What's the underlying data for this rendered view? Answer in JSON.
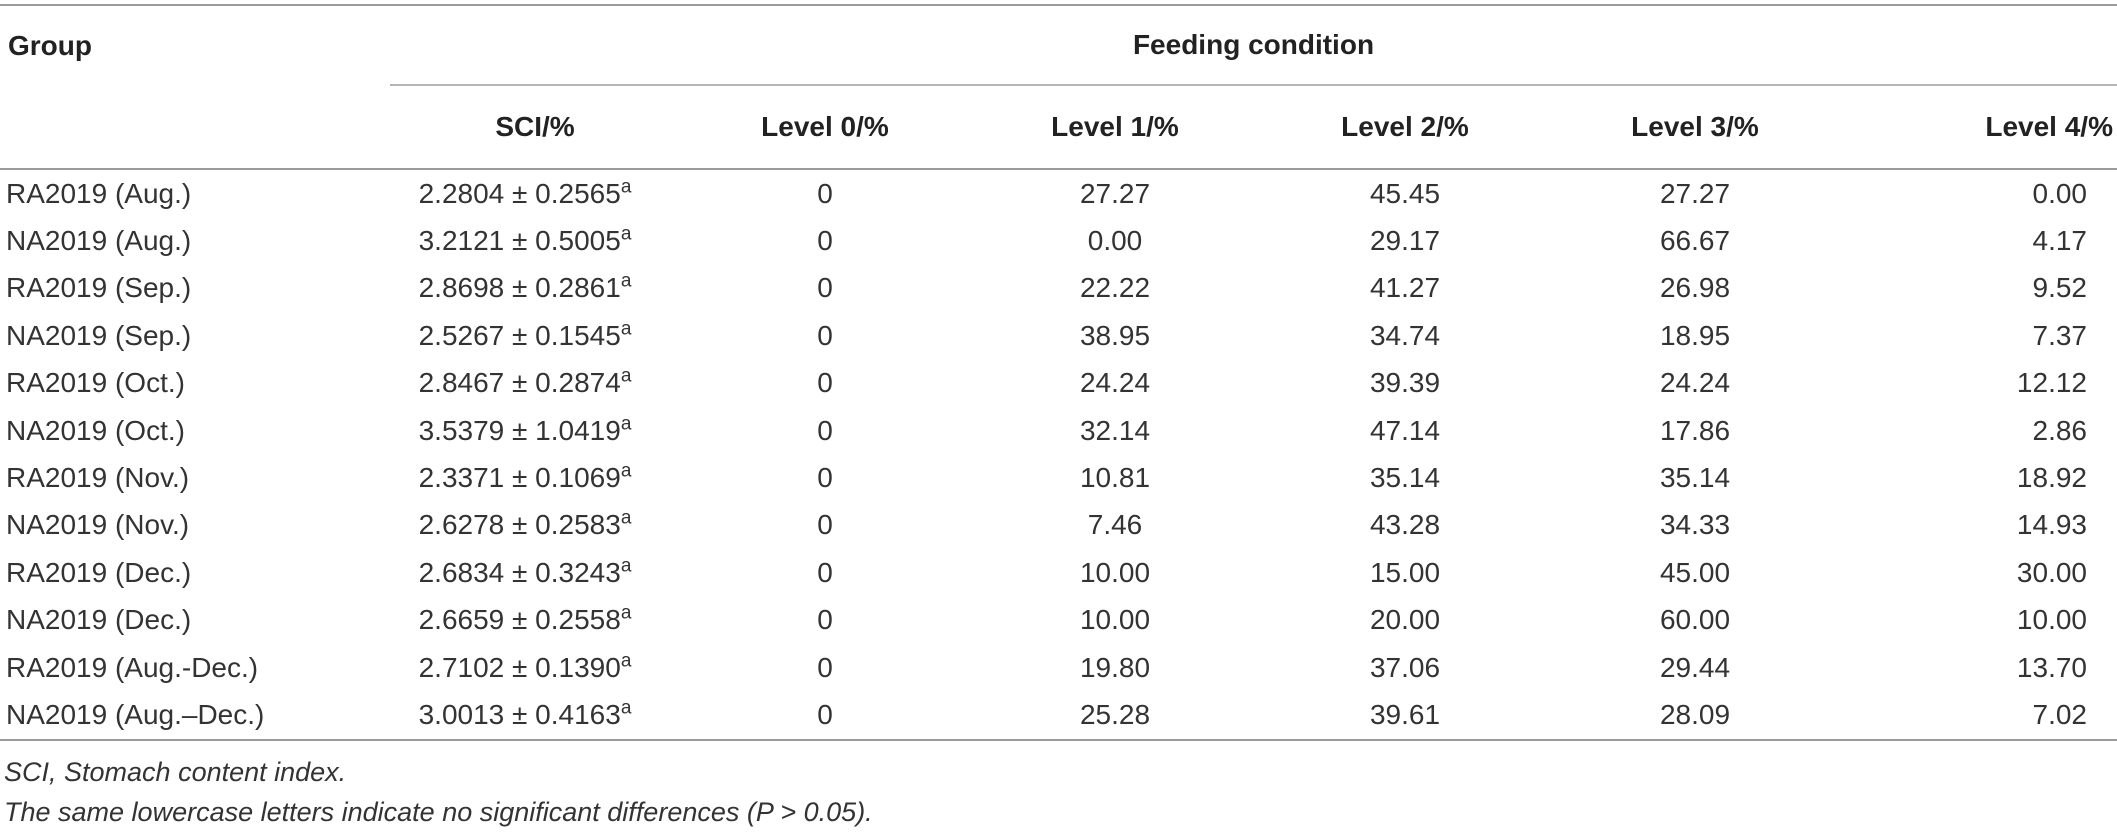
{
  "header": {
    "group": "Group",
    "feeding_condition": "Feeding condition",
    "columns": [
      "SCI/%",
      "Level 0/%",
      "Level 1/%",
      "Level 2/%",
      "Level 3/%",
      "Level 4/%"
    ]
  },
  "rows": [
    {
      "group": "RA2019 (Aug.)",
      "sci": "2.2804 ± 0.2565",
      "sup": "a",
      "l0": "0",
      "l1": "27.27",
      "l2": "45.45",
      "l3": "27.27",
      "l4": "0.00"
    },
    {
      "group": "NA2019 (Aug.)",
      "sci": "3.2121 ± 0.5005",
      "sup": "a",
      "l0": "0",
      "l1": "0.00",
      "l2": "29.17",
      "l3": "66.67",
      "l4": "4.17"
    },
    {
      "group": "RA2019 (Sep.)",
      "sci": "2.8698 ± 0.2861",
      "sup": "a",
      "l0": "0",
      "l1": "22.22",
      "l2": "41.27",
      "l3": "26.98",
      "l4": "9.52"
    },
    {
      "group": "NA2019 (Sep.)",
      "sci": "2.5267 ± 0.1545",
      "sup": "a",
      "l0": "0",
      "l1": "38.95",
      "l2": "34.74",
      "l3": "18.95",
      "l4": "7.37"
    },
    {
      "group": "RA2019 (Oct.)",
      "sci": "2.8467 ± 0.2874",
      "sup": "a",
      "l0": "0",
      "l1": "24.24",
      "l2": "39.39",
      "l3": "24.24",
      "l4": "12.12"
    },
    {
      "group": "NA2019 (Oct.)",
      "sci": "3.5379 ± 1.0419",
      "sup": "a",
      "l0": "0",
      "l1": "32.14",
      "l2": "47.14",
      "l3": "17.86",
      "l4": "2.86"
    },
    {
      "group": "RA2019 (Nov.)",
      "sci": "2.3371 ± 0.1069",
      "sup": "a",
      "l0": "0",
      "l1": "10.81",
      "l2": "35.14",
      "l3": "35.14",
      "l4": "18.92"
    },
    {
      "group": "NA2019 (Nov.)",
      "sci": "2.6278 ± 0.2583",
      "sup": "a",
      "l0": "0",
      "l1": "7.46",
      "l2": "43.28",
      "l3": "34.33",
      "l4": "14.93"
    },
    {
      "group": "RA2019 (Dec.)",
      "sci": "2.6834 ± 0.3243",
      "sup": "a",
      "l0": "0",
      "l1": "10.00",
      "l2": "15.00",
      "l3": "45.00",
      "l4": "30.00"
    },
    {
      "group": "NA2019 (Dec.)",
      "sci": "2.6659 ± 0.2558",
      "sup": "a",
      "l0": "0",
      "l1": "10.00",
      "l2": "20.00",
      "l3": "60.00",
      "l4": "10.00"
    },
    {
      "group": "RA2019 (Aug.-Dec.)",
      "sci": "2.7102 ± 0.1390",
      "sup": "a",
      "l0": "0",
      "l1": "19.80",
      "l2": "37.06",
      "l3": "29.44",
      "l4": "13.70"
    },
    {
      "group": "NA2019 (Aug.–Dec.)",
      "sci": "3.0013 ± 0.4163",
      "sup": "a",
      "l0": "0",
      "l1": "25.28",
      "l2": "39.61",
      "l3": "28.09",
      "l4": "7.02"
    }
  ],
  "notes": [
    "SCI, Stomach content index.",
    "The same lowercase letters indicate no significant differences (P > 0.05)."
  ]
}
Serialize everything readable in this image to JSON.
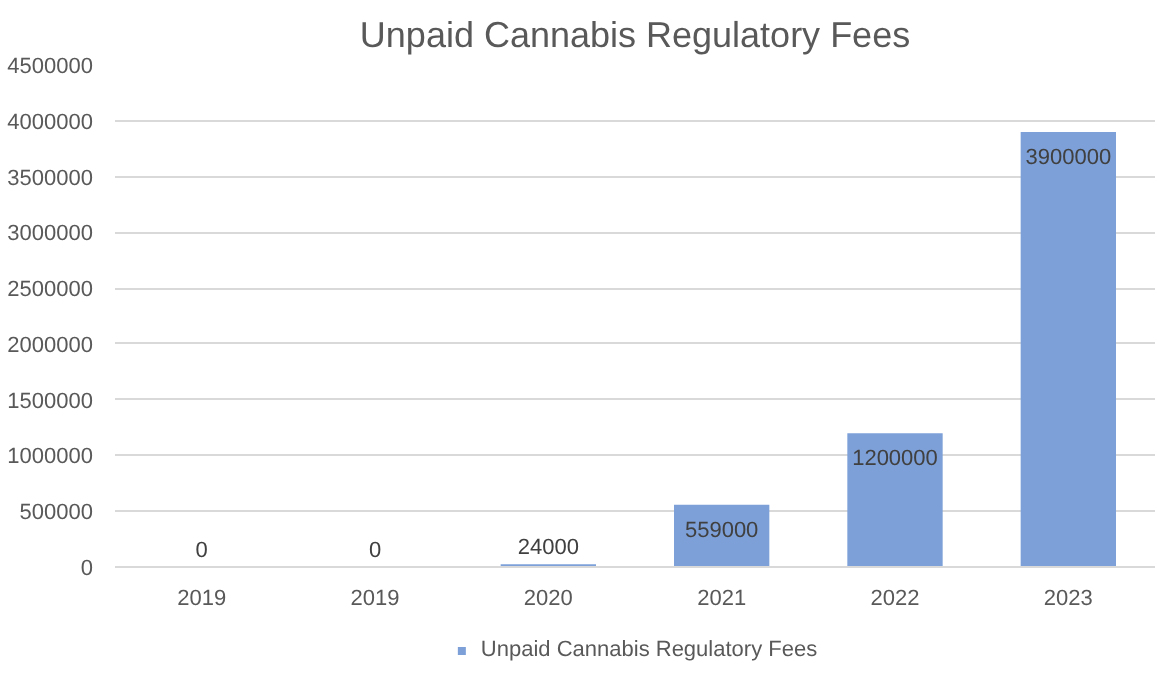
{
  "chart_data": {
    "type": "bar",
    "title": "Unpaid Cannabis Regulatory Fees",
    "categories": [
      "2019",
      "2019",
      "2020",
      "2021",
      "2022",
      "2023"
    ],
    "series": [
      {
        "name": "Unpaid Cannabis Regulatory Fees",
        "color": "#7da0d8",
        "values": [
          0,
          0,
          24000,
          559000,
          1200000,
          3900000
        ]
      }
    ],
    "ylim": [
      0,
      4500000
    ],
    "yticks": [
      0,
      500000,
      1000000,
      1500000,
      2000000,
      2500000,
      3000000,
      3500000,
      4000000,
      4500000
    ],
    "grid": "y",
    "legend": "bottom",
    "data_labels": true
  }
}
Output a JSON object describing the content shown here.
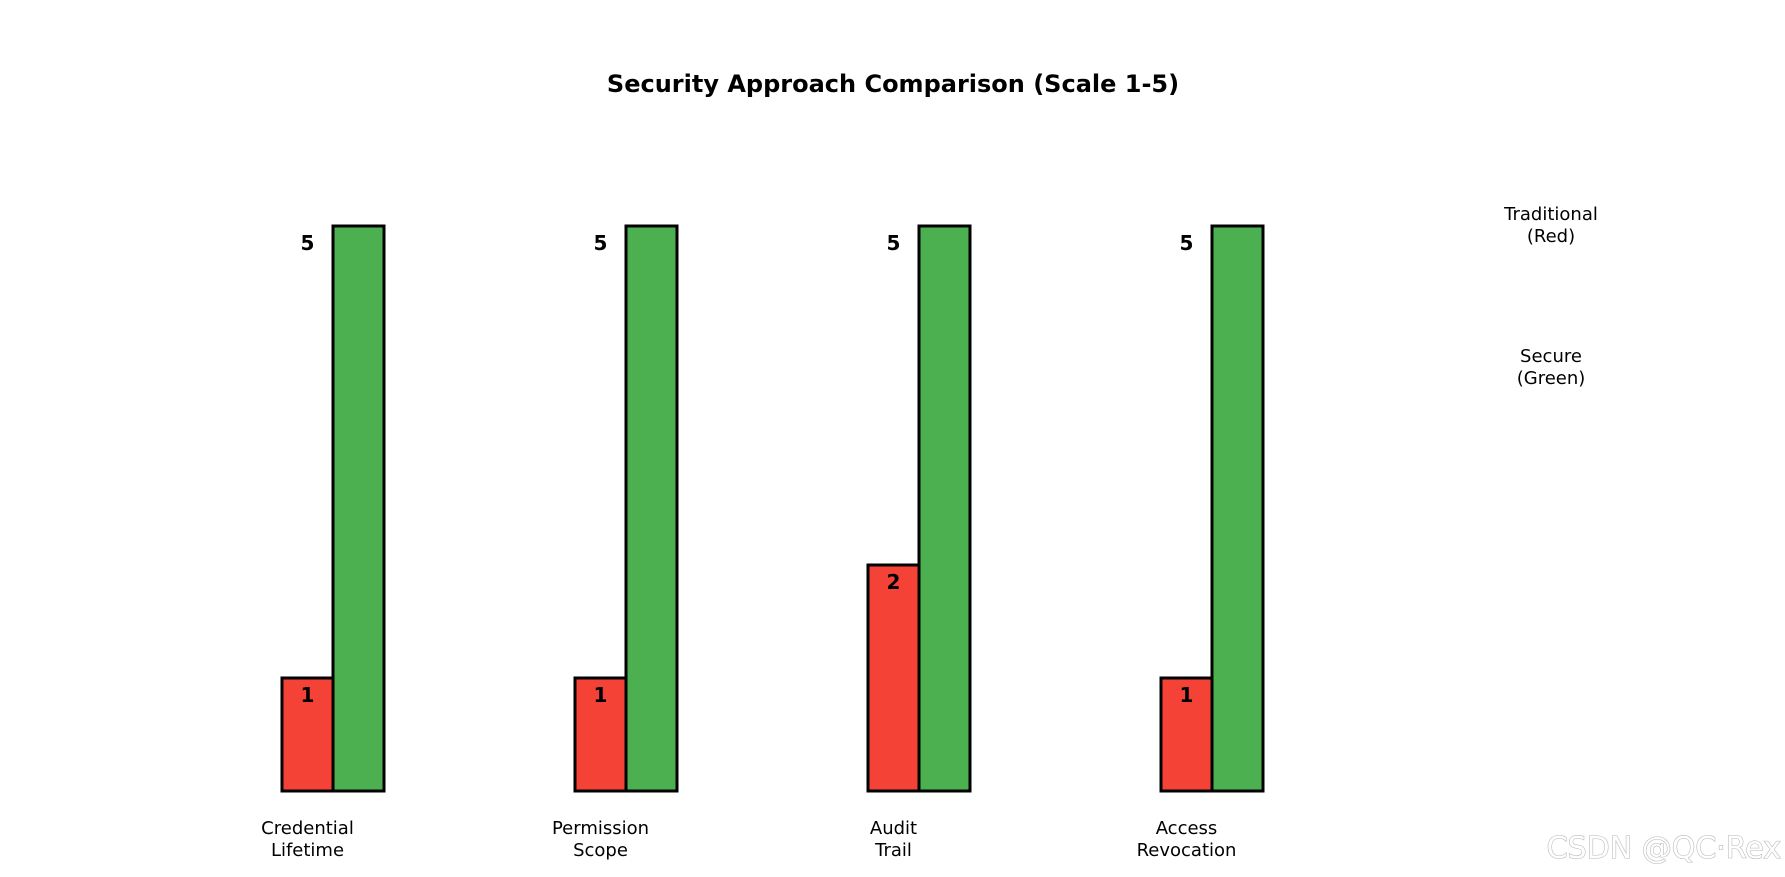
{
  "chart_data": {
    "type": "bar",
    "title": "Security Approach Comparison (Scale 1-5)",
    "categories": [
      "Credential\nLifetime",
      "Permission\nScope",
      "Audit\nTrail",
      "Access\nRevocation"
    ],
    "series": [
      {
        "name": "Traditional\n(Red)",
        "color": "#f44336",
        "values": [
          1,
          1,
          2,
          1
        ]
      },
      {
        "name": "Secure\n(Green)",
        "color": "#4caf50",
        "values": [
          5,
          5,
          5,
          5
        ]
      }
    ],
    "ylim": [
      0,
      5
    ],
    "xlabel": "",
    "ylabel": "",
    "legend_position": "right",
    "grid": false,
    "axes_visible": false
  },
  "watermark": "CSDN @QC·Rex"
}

▶ [What you will do]: Reproduce each line exactly as it appears, omitting the pictures.

▶ [Solution to this task]:
What's the underlying data for this rendered view? Answer in JSON.
{
  "header": {
    "group": "Group",
    "feeding_condition": "Feeding condition",
    "columns": [
      "SCI/%",
      "Level 0/%",
      "Level 1/%",
      "Level 2/%",
      "Level 3/%",
      "Level 4/%"
    ]
  },
  "rows": [
    {
      "group": "RA2019 (Aug.)",
      "sci": "2.2804 ± 0.2565",
      "sup": "a",
      "l0": "0",
      "l1": "27.27",
      "l2": "45.45",
      "l3": "27.27",
      "l4": "0.00"
    },
    {
      "group": "NA2019 (Aug.)",
      "sci": "3.2121 ± 0.5005",
      "sup": "a",
      "l0": "0",
      "l1": "0.00",
      "l2": "29.17",
      "l3": "66.67",
      "l4": "4.17"
    },
    {
      "group": "RA2019 (Sep.)",
      "sci": "2.8698 ± 0.2861",
      "sup": "a",
      "l0": "0",
      "l1": "22.22",
      "l2": "41.27",
      "l3": "26.98",
      "l4": "9.52"
    },
    {
      "group": "NA2019 (Sep.)",
      "sci": "2.5267 ± 0.1545",
      "sup": "a",
      "l0": "0",
      "l1": "38.95",
      "l2": "34.74",
      "l3": "18.95",
      "l4": "7.37"
    },
    {
      "group": "RA2019 (Oct.)",
      "sci": "2.8467 ± 0.2874",
      "sup": "a",
      "l0": "0",
      "l1": "24.24",
      "l2": "39.39",
      "l3": "24.24",
      "l4": "12.12"
    },
    {
      "group": "NA2019 (Oct.)",
      "sci": "3.5379 ± 1.0419",
      "sup": "a",
      "l0": "0",
      "l1": "32.14",
      "l2": "47.14",
      "l3": "17.86",
      "l4": "2.86"
    },
    {
      "group": "RA2019 (Nov.)",
      "sci": "2.3371 ± 0.1069",
      "sup": "a",
      "l0": "0",
      "l1": "10.81",
      "l2": "35.14",
      "l3": "35.14",
      "l4": "18.92"
    },
    {
      "group": "NA2019 (Nov.)",
      "sci": "2.6278 ± 0.2583",
      "sup": "a",
      "l0": "0",
      "l1": "7.46",
      "l2": "43.28",
      "l3": "34.33",
      "l4": "14.93"
    },
    {
      "group": "RA2019 (Dec.)",
      "sci": "2.6834 ± 0.3243",
      "sup": "a",
      "l0": "0",
      "l1": "10.00",
      "l2": "15.00",
      "l3": "45.00",
      "l4": "30.00"
    },
    {
      "group": "NA2019 (Dec.)",
      "sci": "2.6659 ± 0.2558",
      "sup": "a",
      "l0": "0",
      "l1": "10.00",
      "l2": "20.00",
      "l3": "60.00",
      "l4": "10.00"
    },
    {
      "group": "RA2019 (Aug.-Dec.)",
      "sci": "2.7102 ± 0.1390",
      "sup": "a",
      "l0": "0",
      "l1": "19.80",
      "l2": "37.06",
      "l3": "29.44",
      "l4": "13.70"
    },
    {
      "group": "NA2019 (Aug.–Dec.)",
      "sci": "3.0013 ± 0.4163",
      "sup": "a",
      "l0": "0",
      "l1": "25.28",
      "l2": "39.61",
      "l3": "28.09",
      "l4": "7.02"
    }
  ],
  "notes": [
    "SCI, Stomach content index.",
    "The same lowercase letters indicate no significant differences (P > 0.05)."
  ]
}
Serialize everything readable in this image to JSON.
{
  "chart_data": {
    "type": "bar",
    "title": "Unpaid Cannabis Regulatory Fees",
    "categories": [
      "2019",
      "2019",
      "2020",
      "2021",
      "2022",
      "2023"
    ],
    "series": [
      {
        "name": "Unpaid Cannabis Regulatory Fees",
        "color": "#7da0d8",
        "values": [
          0,
          0,
          24000,
          559000,
          1200000,
          3900000
        ]
      }
    ],
    "ylim": [
      0,
      4500000
    ],
    "yticks": [
      0,
      500000,
      1000000,
      1500000,
      2000000,
      2500000,
      3000000,
      3500000,
      4000000,
      4500000
    ],
    "grid": "y",
    "legend": "bottom",
    "data_labels": true
  }
}
Output a JSON object describing the content shown here.
{
  "chart_data": {
    "type": "bar",
    "title": "Security Approach Comparison (Scale 1-5)",
    "categories": [
      "Credential\nLifetime",
      "Permission\nScope",
      "Audit\nTrail",
      "Access\nRevocation"
    ],
    "series": [
      {
        "name": "Traditional\n(Red)",
        "color": "#f44336",
        "values": [
          1,
          1,
          2,
          1
        ]
      },
      {
        "name": "Secure\n(Green)",
        "color": "#4caf50",
        "values": [
          5,
          5,
          5,
          5
        ]
      }
    ],
    "ylim": [
      0,
      5
    ],
    "xlabel": "",
    "ylabel": "",
    "legend_position": "right",
    "grid": false,
    "axes_visible": false
  },
  "watermark": "CSDN @QC·Rex"
}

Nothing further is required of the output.